(Data listing)
----------------------------------------
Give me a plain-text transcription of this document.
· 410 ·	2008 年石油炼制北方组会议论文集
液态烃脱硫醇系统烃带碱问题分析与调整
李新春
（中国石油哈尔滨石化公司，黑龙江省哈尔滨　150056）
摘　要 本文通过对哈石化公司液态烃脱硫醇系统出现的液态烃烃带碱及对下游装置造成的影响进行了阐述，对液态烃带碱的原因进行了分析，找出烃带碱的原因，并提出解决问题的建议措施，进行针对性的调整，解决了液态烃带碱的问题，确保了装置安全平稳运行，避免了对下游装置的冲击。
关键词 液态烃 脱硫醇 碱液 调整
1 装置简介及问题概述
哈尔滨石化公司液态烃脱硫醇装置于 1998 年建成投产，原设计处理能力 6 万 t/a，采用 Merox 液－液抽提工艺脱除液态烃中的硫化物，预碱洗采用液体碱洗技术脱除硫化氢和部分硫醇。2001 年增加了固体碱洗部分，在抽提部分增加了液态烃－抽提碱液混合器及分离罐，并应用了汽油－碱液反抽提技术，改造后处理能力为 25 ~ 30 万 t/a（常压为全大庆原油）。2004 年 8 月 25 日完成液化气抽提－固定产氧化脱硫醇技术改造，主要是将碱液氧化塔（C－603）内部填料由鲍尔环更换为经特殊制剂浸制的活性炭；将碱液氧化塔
----------------------------------------
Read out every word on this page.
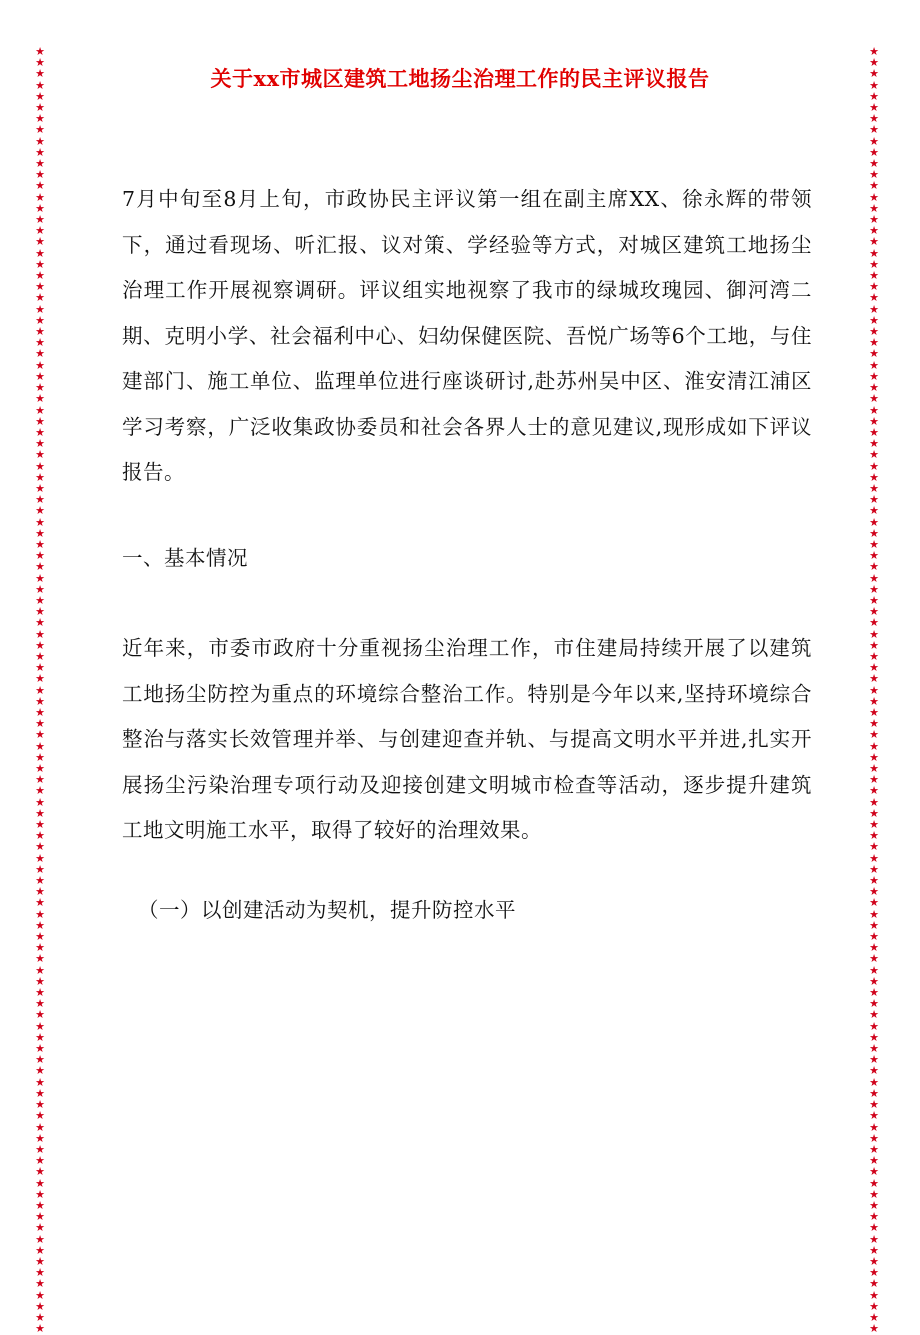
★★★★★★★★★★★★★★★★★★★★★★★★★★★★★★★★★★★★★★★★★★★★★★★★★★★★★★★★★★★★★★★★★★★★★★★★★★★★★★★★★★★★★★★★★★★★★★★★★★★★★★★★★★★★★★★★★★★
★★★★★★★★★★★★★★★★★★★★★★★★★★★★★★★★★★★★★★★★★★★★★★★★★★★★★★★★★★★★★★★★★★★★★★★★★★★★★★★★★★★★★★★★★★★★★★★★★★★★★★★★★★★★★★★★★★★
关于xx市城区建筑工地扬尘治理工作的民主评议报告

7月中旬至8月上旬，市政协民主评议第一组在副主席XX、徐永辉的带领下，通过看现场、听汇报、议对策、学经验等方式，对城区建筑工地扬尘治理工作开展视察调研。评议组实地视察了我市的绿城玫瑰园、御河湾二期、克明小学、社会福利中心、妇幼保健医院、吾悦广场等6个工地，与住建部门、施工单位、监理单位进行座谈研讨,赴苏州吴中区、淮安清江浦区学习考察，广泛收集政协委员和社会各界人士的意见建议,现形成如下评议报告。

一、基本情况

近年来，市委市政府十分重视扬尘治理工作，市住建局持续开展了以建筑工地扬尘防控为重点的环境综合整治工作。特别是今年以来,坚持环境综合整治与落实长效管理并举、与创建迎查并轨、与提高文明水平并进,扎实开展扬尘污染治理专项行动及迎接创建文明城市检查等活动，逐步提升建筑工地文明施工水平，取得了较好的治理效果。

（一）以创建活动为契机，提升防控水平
----------------------------------------
## Problem to work on
Filter the listing for the word "this" and copy every line that holds it.

## Written response
Give me a plain-text transcription of this document.
Read out every word on this page.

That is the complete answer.